§ **TASK OBJECTIVE**:
What follows are records. Restate all of them word for word.

§ **DATA PROVIDED**:
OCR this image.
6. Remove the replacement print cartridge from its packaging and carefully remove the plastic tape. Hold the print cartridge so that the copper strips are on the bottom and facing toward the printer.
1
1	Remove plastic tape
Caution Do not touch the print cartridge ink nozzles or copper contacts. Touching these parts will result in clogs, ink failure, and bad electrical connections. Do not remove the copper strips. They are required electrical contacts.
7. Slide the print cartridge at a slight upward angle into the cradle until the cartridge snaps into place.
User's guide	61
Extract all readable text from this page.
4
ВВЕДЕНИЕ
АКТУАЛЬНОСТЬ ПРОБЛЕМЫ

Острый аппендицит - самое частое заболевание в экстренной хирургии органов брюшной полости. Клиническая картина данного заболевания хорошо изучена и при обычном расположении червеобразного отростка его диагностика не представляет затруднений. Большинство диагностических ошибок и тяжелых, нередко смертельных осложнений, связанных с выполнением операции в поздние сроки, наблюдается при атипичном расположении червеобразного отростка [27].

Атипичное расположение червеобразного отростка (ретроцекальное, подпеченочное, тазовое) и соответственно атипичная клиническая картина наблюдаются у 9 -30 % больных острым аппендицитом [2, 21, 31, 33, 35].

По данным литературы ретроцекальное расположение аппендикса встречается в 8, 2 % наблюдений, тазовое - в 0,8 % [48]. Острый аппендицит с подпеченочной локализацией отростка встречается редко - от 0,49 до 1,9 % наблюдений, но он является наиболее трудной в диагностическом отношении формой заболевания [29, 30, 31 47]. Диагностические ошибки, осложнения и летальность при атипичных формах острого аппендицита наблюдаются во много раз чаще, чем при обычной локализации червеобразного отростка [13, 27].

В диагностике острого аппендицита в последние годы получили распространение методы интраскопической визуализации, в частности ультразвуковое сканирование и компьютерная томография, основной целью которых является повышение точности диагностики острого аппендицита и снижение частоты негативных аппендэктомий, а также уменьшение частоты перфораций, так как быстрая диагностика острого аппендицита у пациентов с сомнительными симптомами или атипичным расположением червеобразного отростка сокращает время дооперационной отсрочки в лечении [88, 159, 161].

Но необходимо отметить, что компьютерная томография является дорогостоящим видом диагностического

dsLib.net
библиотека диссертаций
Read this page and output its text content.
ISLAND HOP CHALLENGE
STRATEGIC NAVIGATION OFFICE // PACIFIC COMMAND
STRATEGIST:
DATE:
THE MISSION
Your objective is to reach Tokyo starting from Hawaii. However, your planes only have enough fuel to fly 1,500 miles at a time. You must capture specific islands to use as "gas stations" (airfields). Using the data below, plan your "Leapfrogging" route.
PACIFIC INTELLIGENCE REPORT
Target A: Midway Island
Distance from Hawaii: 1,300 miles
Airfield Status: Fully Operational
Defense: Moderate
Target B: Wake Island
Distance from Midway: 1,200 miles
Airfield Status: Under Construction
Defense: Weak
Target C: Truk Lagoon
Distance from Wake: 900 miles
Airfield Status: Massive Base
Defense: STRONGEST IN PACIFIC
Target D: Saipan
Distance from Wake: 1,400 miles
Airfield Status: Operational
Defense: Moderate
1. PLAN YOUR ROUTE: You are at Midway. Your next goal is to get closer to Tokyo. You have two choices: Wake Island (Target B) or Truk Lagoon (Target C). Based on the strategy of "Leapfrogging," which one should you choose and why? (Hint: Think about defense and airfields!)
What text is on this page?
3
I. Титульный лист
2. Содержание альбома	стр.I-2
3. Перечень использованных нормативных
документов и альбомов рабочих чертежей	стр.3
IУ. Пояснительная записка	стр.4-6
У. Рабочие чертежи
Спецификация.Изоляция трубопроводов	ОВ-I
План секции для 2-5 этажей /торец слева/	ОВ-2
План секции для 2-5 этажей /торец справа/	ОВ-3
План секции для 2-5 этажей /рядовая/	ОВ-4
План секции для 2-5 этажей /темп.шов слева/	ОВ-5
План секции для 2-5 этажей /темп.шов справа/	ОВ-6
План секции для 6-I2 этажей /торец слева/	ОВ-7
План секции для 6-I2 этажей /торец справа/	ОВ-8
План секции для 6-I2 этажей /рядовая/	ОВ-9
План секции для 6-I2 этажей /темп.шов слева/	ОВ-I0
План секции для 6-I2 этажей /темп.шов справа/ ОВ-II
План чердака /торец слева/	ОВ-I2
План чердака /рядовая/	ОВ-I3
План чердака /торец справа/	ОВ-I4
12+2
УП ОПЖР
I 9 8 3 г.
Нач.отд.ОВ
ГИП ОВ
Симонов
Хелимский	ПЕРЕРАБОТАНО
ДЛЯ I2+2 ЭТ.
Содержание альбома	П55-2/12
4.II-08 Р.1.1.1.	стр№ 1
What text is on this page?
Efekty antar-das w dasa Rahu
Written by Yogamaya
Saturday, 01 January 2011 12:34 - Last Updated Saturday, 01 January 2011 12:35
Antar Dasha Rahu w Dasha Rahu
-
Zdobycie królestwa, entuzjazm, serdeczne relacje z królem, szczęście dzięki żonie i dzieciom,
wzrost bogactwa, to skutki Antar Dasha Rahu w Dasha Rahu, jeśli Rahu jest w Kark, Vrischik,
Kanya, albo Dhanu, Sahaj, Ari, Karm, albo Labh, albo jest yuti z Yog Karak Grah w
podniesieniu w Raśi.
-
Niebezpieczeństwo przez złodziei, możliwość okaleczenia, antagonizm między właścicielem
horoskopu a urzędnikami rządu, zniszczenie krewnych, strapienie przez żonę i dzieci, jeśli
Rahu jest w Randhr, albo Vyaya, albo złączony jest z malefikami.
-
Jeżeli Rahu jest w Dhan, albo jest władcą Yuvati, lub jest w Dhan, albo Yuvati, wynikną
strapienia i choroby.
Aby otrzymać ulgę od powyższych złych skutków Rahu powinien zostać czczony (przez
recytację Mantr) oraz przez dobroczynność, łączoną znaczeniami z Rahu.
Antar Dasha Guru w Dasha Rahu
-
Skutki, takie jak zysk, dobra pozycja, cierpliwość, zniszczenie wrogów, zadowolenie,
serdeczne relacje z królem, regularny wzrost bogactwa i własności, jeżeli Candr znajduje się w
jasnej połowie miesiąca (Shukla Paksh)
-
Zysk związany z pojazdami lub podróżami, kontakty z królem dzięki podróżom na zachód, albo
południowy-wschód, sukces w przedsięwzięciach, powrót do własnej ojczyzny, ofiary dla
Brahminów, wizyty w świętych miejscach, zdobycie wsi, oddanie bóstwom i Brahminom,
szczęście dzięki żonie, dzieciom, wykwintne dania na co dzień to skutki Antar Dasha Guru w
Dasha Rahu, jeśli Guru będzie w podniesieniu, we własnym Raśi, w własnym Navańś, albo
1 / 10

§ **EXERCISE RESULT**:
OCR this image.
6. Remove the replacement print cartridge from its packaging and carefully remove the plastic tape. Hold the print cartridge so that the copper strips are on the bottom and facing toward the printer.
1
1	Remove plastic tape
Caution Do not touch the print cartridge ink nozzles or copper contacts. Touching these parts will result in clogs, ink failure, and bad electrical connections. Do not remove the copper strips. They are required electrical contacts.
7. Slide the print cartridge at a slight upward angle into the cradle until the cartridge snaps into place.
User's guide	61
Extract all readable text from this page.
4
ВВЕДЕНИЕ
АКТУАЛЬНОСТЬ ПРОБЛЕМЫ

Острый аппендицит - самое частое заболевание в экстренной хирургии органов брюшной полости. Клиническая картина данного заболевания хорошо изучена и при обычном расположении червеобразного отростка его диагностика не представляет затруднений. Большинство диагностических ошибок и тяжелых, нередко смертельных осложнений, связанных с выполнением операции в поздние сроки, наблюдается при атипичном расположении червеобразного отростка [27].

Атипичное расположение червеобразного отростка (ретроцекальное, подпеченочное, тазовое) и соответственно атипичная клиническая картина наблюдаются у 9 -30 % больных острым аппендицитом [2, 21, 31, 33, 35].

По данным литературы ретроцекальное расположение аппендикса встречается в 8, 2 % наблюдений, тазовое - в 0,8 % [48]. Острый аппендицит с подпеченочной локализацией отростка встречается редко - от 0,49 до 1,9 % наблюдений, но он является наиболее трудной в диагностическом отношении формой заболевания [29, 30, 31 47]. Диагностические ошибки, осложнения и летальность при атипичных формах острого аппендицита наблюдаются во много раз чаще, чем при обычной локализации червеобразного отростка [13, 27].

В диагностике острого аппендицита в последние годы получили распространение методы интраскопической визуализации, в частности ультразвуковое сканирование и компьютерная томография, основной целью которых является повышение точности диагностики острого аппендицита и снижение частоты негативных аппендэктомий, а также уменьшение частоты перфораций, так как быстрая диагностика острого аппендицита у пациентов с сомнительными симптомами или атипичным расположением червеобразного отростка сокращает время дооперационной отсрочки в лечении [88, 159, 161].

Но необходимо отметить, что компьютерная томография является дорогостоящим видом диагностического

dsLib.net
библиотека диссертаций
Read this page and output its text content.
ISLAND HOP CHALLENGE
STRATEGIC NAVIGATION OFFICE // PACIFIC COMMAND
STRATEGIST:
DATE:
THE MISSION
Your objective is to reach Tokyo starting from Hawaii. However, your planes only have enough fuel to fly 1,500 miles at a time. You must capture specific islands to use as "gas stations" (airfields). Using the data below, plan your "Leapfrogging" route.
PACIFIC INTELLIGENCE REPORT
Target A: Midway Island
Distance from Hawaii: 1,300 miles
Airfield Status: Fully Operational
Defense: Moderate
Target B: Wake Island
Distance from Midway: 1,200 miles
Airfield Status: Under Construction
Defense: Weak
Target C: Truk Lagoon
Distance from Wake: 900 miles
Airfield Status: Massive Base
Defense: STRONGEST IN PACIFIC
Target D: Saipan
Distance from Wake: 1,400 miles
Airfield Status: Operational
Defense: Moderate
1. PLAN YOUR ROUTE: You are at Midway. Your next goal is to get closer to Tokyo. You have two choices: Wake Island (Target B) or Truk Lagoon (Target C). Based on the strategy of "Leapfrogging," which one should you choose and why? (Hint: Think about defense and airfields!)
What text is on this page?
3
I. Титульный лист
2. Содержание альбома	стр.I-2
3. Перечень использованных нормативных
документов и альбомов рабочих чертежей	стр.3
IУ. Пояснительная записка	стр.4-6
У. Рабочие чертежи
Спецификация.Изоляция трубопроводов	ОВ-I
План секции для 2-5 этажей /торец слева/	ОВ-2
План секции для 2-5 этажей /торец справа/	ОВ-3
План секции для 2-5 этажей /рядовая/	ОВ-4
План секции для 2-5 этажей /темп.шов слева/	ОВ-5
План секции для 2-5 этажей /темп.шов справа/	ОВ-6
План секции для 6-I2 этажей /торец слева/	ОВ-7
План секции для 6-I2 этажей /торец справа/	ОВ-8
План секции для 6-I2 этажей /рядовая/	ОВ-9
План секции для 6-I2 этажей /темп.шов слева/	ОВ-I0
План секции для 6-I2 этажей /темп.шов справа/ ОВ-II
План чердака /торец слева/	ОВ-I2
План чердака /рядовая/	ОВ-I3
План чердака /торец справа/	ОВ-I4
12+2
УП ОПЖР
I 9 8 3 г.
Нач.отд.ОВ
ГИП ОВ
Симонов
Хелимский	ПЕРЕРАБОТАНО
ДЛЯ I2+2 ЭТ.
Содержание альбома	П55-2/12
4.II-08 Р.1.1.1.	стр№ 1
What text is on this page?
Efekty antar-das w dasa Rahu
Written by Yogamaya
Saturday, 01 January 2011 12:34 - Last Updated Saturday, 01 January 2011 12:35
Antar Dasha Rahu w Dasha Rahu
-
Zdobycie królestwa, entuzjazm, serdeczne relacje z królem, szczęście dzięki żonie i dzieciom,
wzrost bogactwa, to skutki Antar Dasha Rahu w Dasha Rahu, jeśli Rahu jest w Kark, Vrischik,
Kanya, albo Dhanu, Sahaj, Ari, Karm, albo Labh, albo jest yuti z Yog Karak Grah w
podniesieniu w Raśi.
-
Niebezpieczeństwo przez złodziei, możliwość okaleczenia, antagonizm między właścicielem
horoskopu a urzędnikami rządu, zniszczenie krewnych, strapienie przez żonę i dzieci, jeśli
Rahu jest w Randhr, albo Vyaya, albo złączony jest z malefikami.
-
Jeżeli Rahu jest w Dhan, albo jest władcą Yuvati, lub jest w Dhan, albo Yuvati, wynikną
strapienia i choroby.
Aby otrzymać ulgę od powyższych złych skutków Rahu powinien zostać czczony (przez
recytację Mantr) oraz przez dobroczynność, łączoną znaczeniami z Rahu.
Antar Dasha Guru w Dasha Rahu
-
Skutki, takie jak zysk, dobra pozycja, cierpliwość, zniszczenie wrogów, zadowolenie,
serdeczne relacje z królem, regularny wzrost bogactwa i własności, jeżeli Candr znajduje się w
jasnej połowie miesiąca (Shukla Paksh)
-
Zysk związany z pojazdami lub podróżami, kontakty z królem dzięki podróżom na zachód, albo
południowy-wschód, sukces w przedsięwzięciach, powrót do własnej ojczyzny, ofiary dla
Brahminów, wizyty w świętych miejscach, zdobycie wsi, oddanie bóstwom i Brahminom,
szczęście dzięki żonie, dzieciom, wykwintne dania na co dzień to skutki Antar Dasha Guru w
Dasha Rahu, jeśli Guru będzie w podniesieniu, we własnym Raśi, w własnym Navańś, albo
1 / 10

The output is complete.